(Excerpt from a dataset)

_ _ _ _

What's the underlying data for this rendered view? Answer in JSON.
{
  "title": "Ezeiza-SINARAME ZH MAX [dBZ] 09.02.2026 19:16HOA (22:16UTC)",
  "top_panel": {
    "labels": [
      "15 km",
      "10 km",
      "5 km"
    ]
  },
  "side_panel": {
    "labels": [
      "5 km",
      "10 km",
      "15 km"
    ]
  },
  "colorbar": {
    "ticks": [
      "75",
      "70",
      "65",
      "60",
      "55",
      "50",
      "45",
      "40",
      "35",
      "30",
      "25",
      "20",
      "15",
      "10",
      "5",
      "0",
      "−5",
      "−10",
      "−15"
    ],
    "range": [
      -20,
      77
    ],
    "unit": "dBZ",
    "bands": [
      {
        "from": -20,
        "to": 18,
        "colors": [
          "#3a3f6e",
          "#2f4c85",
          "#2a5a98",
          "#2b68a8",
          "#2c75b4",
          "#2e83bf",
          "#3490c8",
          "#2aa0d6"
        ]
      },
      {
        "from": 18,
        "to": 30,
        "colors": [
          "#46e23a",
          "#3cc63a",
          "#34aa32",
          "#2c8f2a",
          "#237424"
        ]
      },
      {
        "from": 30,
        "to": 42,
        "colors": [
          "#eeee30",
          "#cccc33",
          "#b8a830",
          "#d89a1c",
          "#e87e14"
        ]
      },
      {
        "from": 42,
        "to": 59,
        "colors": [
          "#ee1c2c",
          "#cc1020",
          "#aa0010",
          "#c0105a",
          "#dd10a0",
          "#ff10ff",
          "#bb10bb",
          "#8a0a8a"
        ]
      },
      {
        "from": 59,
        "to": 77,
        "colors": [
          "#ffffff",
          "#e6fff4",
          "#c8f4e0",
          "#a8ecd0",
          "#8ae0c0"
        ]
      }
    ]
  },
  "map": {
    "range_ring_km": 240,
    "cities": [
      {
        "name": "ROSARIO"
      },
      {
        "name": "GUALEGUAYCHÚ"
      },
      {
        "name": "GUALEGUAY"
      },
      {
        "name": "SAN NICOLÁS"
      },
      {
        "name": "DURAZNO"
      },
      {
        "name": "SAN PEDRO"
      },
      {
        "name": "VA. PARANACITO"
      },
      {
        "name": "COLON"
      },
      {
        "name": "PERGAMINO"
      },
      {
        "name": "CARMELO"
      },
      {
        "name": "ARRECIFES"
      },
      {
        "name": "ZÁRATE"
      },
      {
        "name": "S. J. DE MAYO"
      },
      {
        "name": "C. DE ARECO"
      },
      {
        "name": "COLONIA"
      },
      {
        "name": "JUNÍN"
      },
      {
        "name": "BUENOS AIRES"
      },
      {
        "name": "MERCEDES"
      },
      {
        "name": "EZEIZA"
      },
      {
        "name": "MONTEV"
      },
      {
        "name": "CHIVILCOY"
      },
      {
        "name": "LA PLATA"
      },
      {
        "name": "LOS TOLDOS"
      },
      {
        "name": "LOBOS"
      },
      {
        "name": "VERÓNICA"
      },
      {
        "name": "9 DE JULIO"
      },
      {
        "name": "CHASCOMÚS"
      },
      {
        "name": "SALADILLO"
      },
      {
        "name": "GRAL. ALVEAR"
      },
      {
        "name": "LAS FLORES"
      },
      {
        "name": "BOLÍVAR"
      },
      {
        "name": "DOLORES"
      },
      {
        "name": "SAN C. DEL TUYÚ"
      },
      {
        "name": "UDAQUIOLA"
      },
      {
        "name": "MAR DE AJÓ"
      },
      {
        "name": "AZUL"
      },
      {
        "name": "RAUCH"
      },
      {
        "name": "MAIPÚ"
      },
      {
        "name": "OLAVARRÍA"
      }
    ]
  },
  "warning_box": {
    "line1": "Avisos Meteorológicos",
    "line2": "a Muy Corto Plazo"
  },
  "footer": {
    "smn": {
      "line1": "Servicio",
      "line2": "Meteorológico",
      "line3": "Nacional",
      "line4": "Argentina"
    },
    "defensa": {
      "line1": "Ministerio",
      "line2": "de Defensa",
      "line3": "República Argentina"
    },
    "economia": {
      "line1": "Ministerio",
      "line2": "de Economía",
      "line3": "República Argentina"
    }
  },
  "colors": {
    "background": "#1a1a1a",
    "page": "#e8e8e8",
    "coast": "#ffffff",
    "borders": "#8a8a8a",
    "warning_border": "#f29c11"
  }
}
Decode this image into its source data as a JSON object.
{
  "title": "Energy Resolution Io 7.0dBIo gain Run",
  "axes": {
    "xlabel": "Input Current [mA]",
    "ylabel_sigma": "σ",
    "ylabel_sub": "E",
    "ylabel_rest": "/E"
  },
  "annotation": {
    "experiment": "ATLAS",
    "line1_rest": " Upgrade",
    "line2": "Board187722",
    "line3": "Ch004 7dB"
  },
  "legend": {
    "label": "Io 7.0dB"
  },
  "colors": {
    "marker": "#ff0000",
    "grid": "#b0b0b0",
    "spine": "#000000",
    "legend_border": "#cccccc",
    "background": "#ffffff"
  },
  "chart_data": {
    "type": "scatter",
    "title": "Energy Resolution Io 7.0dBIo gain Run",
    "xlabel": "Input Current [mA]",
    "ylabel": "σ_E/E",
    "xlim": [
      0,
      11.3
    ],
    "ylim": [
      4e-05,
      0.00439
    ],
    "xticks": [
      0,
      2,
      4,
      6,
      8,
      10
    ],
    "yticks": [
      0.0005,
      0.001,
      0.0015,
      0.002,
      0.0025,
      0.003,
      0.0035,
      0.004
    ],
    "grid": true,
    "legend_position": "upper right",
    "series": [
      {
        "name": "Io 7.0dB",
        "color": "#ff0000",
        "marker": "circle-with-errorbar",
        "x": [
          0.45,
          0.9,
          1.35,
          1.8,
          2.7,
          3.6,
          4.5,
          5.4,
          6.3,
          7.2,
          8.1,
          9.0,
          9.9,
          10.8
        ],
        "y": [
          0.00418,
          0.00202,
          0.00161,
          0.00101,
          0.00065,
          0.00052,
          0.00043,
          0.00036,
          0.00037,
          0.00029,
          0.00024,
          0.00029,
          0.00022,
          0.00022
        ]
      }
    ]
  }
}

_ _ _ _

* _Short exercise_: Reproduce the complete set of lines precisely as supplied.

* _Reply to the task_:
What's the underlying data for this rendered view? Answer in JSON.
{
  "title": "Ezeiza-SINARAME ZH MAX [dBZ] 09.02.2026 19:16HOA (22:16UTC)",
  "top_panel": {
    "labels": [
      "15 km",
      "10 km",
      "5 km"
    ]
  },
  "side_panel": {
    "labels": [
      "5 km",
      "10 km",
      "15 km"
    ]
  },
  "colorbar": {
    "ticks": [
      "75",
      "70",
      "65",
      "60",
      "55",
      "50",
      "45",
      "40",
      "35",
      "30",
      "25",
      "20",
      "15",
      "10",
      "5",
      "0",
      "−5",
      "−10",
      "−15"
    ],
    "range": [
      -20,
      77
    ],
    "unit": "dBZ",
    "bands": [
      {
        "from": -20,
        "to": 18,
        "colors": [
          "#3a3f6e",
          "#2f4c85",
          "#2a5a98",
          "#2b68a8",
          "#2c75b4",
          "#2e83bf",
          "#3490c8",
          "#2aa0d6"
        ]
      },
      {
        "from": 18,
        "to": 30,
        "colors": [
          "#46e23a",
          "#3cc63a",
          "#34aa32",
          "#2c8f2a",
          "#237424"
        ]
      },
      {
        "from": 30,
        "to": 42,
        "colors": [
          "#eeee30",
          "#cccc33",
          "#b8a830",
          "#d89a1c",
          "#e87e14"
        ]
      },
      {
        "from": 42,
        "to": 59,
        "colors": [
          "#ee1c2c",
          "#cc1020",
          "#aa0010",
          "#c0105a",
          "#dd10a0",
          "#ff10ff",
          "#bb10bb",
          "#8a0a8a"
        ]
      },
      {
        "from": 59,
        "to": 77,
        "colors": [
          "#ffffff",
          "#e6fff4",
          "#c8f4e0",
          "#a8ecd0",
          "#8ae0c0"
        ]
      }
    ]
  },
  "map": {
    "range_ring_km": 240,
    "cities": [
      {
        "name": "ROSARIO"
      },
      {
        "name": "GUALEGUAYCHÚ"
      },
      {
        "name": "GUALEGUAY"
      },
      {
        "name": "SAN NICOLÁS"
      },
      {
        "name": "DURAZNO"
      },
      {
        "name": "SAN PEDRO"
      },
      {
        "name": "VA. PARANACITO"
      },
      {
        "name": "COLON"
      },
      {
        "name": "PERGAMINO"
      },
      {
        "name": "CARMELO"
      },
      {
        "name": "ARRECIFES"
      },
      {
        "name": "ZÁRATE"
      },
      {
        "name": "S. J. DE MAYO"
      },
      {
        "name": "C. DE ARECO"
      },
      {
        "name": "COLONIA"
      },
      {
        "name": "JUNÍN"
      },
      {
        "name": "BUENOS AIRES"
      },
      {
        "name": "MERCEDES"
      },
      {
        "name": "EZEIZA"
      },
      {
        "name": "MONTEV"
      },
      {
        "name": "CHIVILCOY"
      },
      {
        "name": "LA PLATA"
      },
      {
        "name": "LOS TOLDOS"
      },
      {
        "name": "LOBOS"
      },
      {
        "name": "VERÓNICA"
      },
      {
        "name": "9 DE JULIO"
      },
      {
        "name": "CHASCOMÚS"
      },
      {
        "name": "SALADILLO"
      },
      {
        "name": "GRAL. ALVEAR"
      },
      {
        "name": "LAS FLORES"
      },
      {
        "name": "BOLÍVAR"
      },
      {
        "name": "DOLORES"
      },
      {
        "name": "SAN C. DEL TUYÚ"
      },
      {
        "name": "UDAQUIOLA"
      },
      {
        "name": "MAR DE AJÓ"
      },
      {
        "name": "AZUL"
      },
      {
        "name": "RAUCH"
      },
      {
        "name": "MAIPÚ"
      },
      {
        "name": "OLAVARRÍA"
      }
    ]
  },
  "warning_box": {
    "line1": "Avisos Meteorológicos",
    "line2": "a Muy Corto Plazo"
  },
  "footer": {
    "smn": {
      "line1": "Servicio",
      "line2": "Meteorológico",
      "line3": "Nacional",
      "line4": "Argentina"
    },
    "defensa": {
      "line1": "Ministerio",
      "line2": "de Defensa",
      "line3": "República Argentina"
    },
    "economia": {
      "line1": "Ministerio",
      "line2": "de Economía",
      "line3": "República Argentina"
    }
  },
  "colors": {
    "background": "#1a1a1a",
    "page": "#e8e8e8",
    "coast": "#ffffff",
    "borders": "#8a8a8a",
    "warning_border": "#f29c11"
  }
}
Decode this image into its source data as a JSON object.
{
  "title": "Energy Resolution Io 7.0dBIo gain Run",
  "axes": {
    "xlabel": "Input Current [mA]",
    "ylabel_sigma": "σ",
    "ylabel_sub": "E",
    "ylabel_rest": "/E"
  },
  "annotation": {
    "experiment": "ATLAS",
    "line1_rest": " Upgrade",
    "line2": "Board187722",
    "line3": "Ch004 7dB"
  },
  "legend": {
    "label": "Io 7.0dB"
  },
  "colors": {
    "marker": "#ff0000",
    "grid": "#b0b0b0",
    "spine": "#000000",
    "legend_border": "#cccccc",
    "background": "#ffffff"
  },
  "chart_data": {
    "type": "scatter",
    "title": "Energy Resolution Io 7.0dBIo gain Run",
    "xlabel": "Input Current [mA]",
    "ylabel": "σ_E/E",
    "xlim": [
      0,
      11.3
    ],
    "ylim": [
      4e-05,
      0.00439
    ],
    "xticks": [
      0,
      2,
      4,
      6,
      8,
      10
    ],
    "yticks": [
      0.0005,
      0.001,
      0.0015,
      0.002,
      0.0025,
      0.003,
      0.0035,
      0.004
    ],
    "grid": true,
    "legend_position": "upper right",
    "series": [
      {
        "name": "Io 7.0dB",
        "color": "#ff0000",
        "marker": "circle-with-errorbar",
        "x": [
          0.45,
          0.9,
          1.35,
          1.8,
          2.7,
          3.6,
          4.5,
          5.4,
          6.3,
          7.2,
          8.1,
          9.0,
          9.9,
          10.8
        ],
        "y": [
          0.00418,
          0.00202,
          0.00161,
          0.00101,
          0.00065,
          0.00052,
          0.00043,
          0.00036,
          0.00037,
          0.00029,
          0.00024,
          0.00029,
          0.00022,
          0.00022
        ]
      }
    ]
  }
}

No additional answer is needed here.